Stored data
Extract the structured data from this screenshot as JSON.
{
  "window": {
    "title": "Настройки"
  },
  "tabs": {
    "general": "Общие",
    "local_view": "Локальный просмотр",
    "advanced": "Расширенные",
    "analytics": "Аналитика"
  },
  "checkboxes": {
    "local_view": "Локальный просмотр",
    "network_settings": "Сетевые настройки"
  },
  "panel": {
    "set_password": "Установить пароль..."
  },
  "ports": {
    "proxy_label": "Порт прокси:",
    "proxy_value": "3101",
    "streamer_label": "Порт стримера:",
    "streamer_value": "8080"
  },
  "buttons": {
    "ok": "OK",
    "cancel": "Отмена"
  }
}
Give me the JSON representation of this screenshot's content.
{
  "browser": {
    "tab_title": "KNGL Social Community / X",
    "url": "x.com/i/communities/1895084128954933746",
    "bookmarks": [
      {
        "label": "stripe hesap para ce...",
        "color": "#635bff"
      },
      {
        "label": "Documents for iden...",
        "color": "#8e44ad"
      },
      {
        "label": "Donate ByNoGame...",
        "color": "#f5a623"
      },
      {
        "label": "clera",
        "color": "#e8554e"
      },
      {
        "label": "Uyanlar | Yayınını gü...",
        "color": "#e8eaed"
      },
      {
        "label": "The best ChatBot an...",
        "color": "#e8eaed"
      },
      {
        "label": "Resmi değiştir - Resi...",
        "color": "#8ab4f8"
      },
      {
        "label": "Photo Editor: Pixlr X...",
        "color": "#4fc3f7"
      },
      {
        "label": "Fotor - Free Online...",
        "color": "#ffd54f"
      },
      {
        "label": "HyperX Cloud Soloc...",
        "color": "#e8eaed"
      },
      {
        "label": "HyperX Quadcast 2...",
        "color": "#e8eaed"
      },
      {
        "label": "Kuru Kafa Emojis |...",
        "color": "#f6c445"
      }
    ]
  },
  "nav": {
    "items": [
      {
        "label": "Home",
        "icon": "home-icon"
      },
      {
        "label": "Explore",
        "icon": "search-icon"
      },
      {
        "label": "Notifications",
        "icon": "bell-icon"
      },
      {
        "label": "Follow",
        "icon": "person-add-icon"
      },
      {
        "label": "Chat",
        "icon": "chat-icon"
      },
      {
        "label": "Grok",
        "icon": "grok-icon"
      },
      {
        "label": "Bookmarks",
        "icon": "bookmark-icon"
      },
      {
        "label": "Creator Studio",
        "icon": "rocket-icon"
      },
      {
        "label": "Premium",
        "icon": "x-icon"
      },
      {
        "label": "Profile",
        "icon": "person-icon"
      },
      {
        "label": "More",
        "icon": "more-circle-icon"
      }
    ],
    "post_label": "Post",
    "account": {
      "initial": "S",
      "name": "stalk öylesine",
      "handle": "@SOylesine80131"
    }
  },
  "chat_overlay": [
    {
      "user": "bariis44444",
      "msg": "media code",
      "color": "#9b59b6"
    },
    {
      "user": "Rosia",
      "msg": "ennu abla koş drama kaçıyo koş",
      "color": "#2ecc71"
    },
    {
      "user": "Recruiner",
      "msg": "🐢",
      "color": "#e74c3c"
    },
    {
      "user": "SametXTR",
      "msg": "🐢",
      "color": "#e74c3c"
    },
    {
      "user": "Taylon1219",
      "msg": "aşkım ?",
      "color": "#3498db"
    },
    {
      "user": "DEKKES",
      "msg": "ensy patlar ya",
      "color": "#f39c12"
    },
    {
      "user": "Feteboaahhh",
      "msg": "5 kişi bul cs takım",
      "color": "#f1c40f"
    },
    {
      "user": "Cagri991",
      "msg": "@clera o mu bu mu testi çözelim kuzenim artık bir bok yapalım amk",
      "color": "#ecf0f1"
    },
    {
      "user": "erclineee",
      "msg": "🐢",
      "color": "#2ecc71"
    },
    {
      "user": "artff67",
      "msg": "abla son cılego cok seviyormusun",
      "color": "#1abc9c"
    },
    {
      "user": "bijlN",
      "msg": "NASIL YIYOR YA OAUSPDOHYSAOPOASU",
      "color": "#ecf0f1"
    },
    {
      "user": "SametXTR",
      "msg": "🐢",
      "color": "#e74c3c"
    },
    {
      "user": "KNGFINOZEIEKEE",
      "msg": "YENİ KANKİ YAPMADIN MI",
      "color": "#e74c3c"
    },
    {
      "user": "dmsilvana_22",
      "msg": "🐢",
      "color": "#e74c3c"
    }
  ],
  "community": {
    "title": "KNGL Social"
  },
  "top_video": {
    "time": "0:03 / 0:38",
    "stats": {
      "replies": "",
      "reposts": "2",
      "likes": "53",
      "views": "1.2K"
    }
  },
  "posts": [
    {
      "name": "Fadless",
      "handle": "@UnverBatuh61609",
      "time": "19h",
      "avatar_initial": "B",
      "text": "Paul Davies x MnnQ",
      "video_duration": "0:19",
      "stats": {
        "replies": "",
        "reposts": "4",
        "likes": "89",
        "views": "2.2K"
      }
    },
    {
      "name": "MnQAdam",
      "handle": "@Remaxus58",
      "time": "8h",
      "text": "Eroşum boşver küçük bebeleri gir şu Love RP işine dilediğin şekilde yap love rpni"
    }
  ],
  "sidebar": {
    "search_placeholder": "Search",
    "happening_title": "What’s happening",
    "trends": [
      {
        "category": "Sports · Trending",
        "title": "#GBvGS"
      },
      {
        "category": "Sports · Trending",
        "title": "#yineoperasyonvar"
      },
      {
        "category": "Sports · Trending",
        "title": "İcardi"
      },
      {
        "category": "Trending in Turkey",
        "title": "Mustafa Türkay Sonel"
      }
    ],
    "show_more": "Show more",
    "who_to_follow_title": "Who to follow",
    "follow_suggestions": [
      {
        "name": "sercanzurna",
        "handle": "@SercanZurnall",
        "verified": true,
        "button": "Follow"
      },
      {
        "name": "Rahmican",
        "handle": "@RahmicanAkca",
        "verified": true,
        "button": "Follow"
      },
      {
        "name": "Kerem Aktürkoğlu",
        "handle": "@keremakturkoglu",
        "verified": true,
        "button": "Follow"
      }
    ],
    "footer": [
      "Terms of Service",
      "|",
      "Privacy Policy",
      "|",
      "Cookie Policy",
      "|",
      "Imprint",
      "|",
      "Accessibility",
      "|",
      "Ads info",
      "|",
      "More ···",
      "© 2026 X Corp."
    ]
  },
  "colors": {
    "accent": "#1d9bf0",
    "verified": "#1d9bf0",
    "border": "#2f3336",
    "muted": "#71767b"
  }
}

**DIRECTIONS FOR THIS TASK:** Retype all the records, matching them exactly.

**REPLY:**
Extract the structured data from this screenshot as JSON.
{
  "window": {
    "title": "Настройки"
  },
  "tabs": {
    "general": "Общие",
    "local_view": "Локальный просмотр",
    "advanced": "Расширенные",
    "analytics": "Аналитика"
  },
  "checkboxes": {
    "local_view": "Локальный просмотр",
    "network_settings": "Сетевые настройки"
  },
  "panel": {
    "set_password": "Установить пароль..."
  },
  "ports": {
    "proxy_label": "Порт прокси:",
    "proxy_value": "3101",
    "streamer_label": "Порт стримера:",
    "streamer_value": "8080"
  },
  "buttons": {
    "ok": "OK",
    "cancel": "Отмена"
  }
}
Give me the JSON representation of this screenshot's content.
{
  "browser": {
    "tab_title": "KNGL Social Community / X",
    "url": "x.com/i/communities/1895084128954933746",
    "bookmarks": [
      {
        "label": "stripe hesap para ce...",
        "color": "#635bff"
      },
      {
        "label": "Documents for iden...",
        "color": "#8e44ad"
      },
      {
        "label": "Donate ByNoGame...",
        "color": "#f5a623"
      },
      {
        "label": "clera",
        "color": "#e8554e"
      },
      {
        "label": "Uyanlar | Yayınını gü...",
        "color": "#e8eaed"
      },
      {
        "label": "The best ChatBot an...",
        "color": "#e8eaed"
      },
      {
        "label": "Resmi değiştir - Resi...",
        "color": "#8ab4f8"
      },
      {
        "label": "Photo Editor: Pixlr X...",
        "color": "#4fc3f7"
      },
      {
        "label": "Fotor - Free Online...",
        "color": "#ffd54f"
      },
      {
        "label": "HyperX Cloud Soloc...",
        "color": "#e8eaed"
      },
      {
        "label": "HyperX Quadcast 2...",
        "color": "#e8eaed"
      },
      {
        "label": "Kuru Kafa Emojis |...",
        "color": "#f6c445"
      }
    ]
  },
  "nav": {
    "items": [
      {
        "label": "Home",
        "icon": "home-icon"
      },
      {
        "label": "Explore",
        "icon": "search-icon"
      },
      {
        "label": "Notifications",
        "icon": "bell-icon"
      },
      {
        "label": "Follow",
        "icon": "person-add-icon"
      },
      {
        "label": "Chat",
        "icon": "chat-icon"
      },
      {
        "label": "Grok",
        "icon": "grok-icon"
      },
      {
        "label": "Bookmarks",
        "icon": "bookmark-icon"
      },
      {
        "label": "Creator Studio",
        "icon": "rocket-icon"
      },
      {
        "label": "Premium",
        "icon": "x-icon"
      },
      {
        "label": "Profile",
        "icon": "person-icon"
      },
      {
        "label": "More",
        "icon": "more-circle-icon"
      }
    ],
    "post_label": "Post",
    "account": {
      "initial": "S",
      "name": "stalk öylesine",
      "handle": "@SOylesine80131"
    }
  },
  "chat_overlay": [
    {
      "user": "bariis44444",
      "msg": "media code",
      "color": "#9b59b6"
    },
    {
      "user": "Rosia",
      "msg": "ennu abla koş drama kaçıyo koş",
      "color": "#2ecc71"
    },
    {
      "user": "Recruiner",
      "msg": "🐢",
      "color": "#e74c3c"
    },
    {
      "user": "SametXTR",
      "msg": "🐢",
      "color": "#e74c3c"
    },
    {
      "user": "Taylon1219",
      "msg": "aşkım ?",
      "color": "#3498db"
    },
    {
      "user": "DEKKES",
      "msg": "ensy patlar ya",
      "color": "#f39c12"
    },
    {
      "user": "Feteboaahhh",
      "msg": "5 kişi bul cs takım",
      "color": "#f1c40f"
    },
    {
      "user": "Cagri991",
      "msg": "@clera o mu bu mu testi çözelim kuzenim artık bir bok yapalım amk",
      "color": "#ecf0f1"
    },
    {
      "user": "erclineee",
      "msg": "🐢",
      "color": "#2ecc71"
    },
    {
      "user": "artff67",
      "msg": "abla son cılego cok seviyormusun",
      "color": "#1abc9c"
    },
    {
      "user": "bijlN",
      "msg": "NASIL YIYOR YA OAUSPDOHYSAOPOASU",
      "color": "#ecf0f1"
    },
    {
      "user": "SametXTR",
      "msg": "🐢",
      "color": "#e74c3c"
    },
    {
      "user": "KNGFINOZEIEKEE",
      "msg": "YENİ KANKİ YAPMADIN MI",
      "color": "#e74c3c"
    },
    {
      "user": "dmsilvana_22",
      "msg": "🐢",
      "color": "#e74c3c"
    }
  ],
  "community": {
    "title": "KNGL Social"
  },
  "top_video": {
    "time": "0:03 / 0:38",
    "stats": {
      "replies": "",
      "reposts": "2",
      "likes": "53",
      "views": "1.2K"
    }
  },
  "posts": [
    {
      "name": "Fadless",
      "handle": "@UnverBatuh61609",
      "time": "19h",
      "avatar_initial": "B",
      "text": "Paul Davies x MnnQ",
      "video_duration": "0:19",
      "stats": {
        "replies": "",
        "reposts": "4",
        "likes": "89",
        "views": "2.2K"
      }
    },
    {
      "name": "MnQAdam",
      "handle": "@Remaxus58",
      "time": "8h",
      "text": "Eroşum boşver küçük bebeleri gir şu Love RP işine dilediğin şekilde yap love rpni"
    }
  ],
  "sidebar": {
    "search_placeholder": "Search",
    "happening_title": "What’s happening",
    "trends": [
      {
        "category": "Sports · Trending",
        "title": "#GBvGS"
      },
      {
        "category": "Sports · Trending",
        "title": "#yineoperasyonvar"
      },
      {
        "category": "Sports · Trending",
        "title": "İcardi"
      },
      {
        "category": "Trending in Turkey",
        "title": "Mustafa Türkay Sonel"
      }
    ],
    "show_more": "Show more",
    "who_to_follow_title": "Who to follow",
    "follow_suggestions": [
      {
        "name": "sercanzurna",
        "handle": "@SercanZurnall",
        "verified": true,
        "button": "Follow"
      },
      {
        "name": "Rahmican",
        "handle": "@RahmicanAkca",
        "verified": true,
        "button": "Follow"
      },
      {
        "name": "Kerem Aktürkoğlu",
        "handle": "@keremakturkoglu",
        "verified": true,
        "button": "Follow"
      }
    ],
    "footer": [
      "Terms of Service",
      "|",
      "Privacy Policy",
      "|",
      "Cookie Policy",
      "|",
      "Imprint",
      "|",
      "Accessibility",
      "|",
      "Ads info",
      "|",
      "More ···",
      "© 2026 X Corp."
    ]
  },
  "colors": {
    "accent": "#1d9bf0",
    "verified": "#1d9bf0",
    "border": "#2f3336",
    "muted": "#71767b"
  }
}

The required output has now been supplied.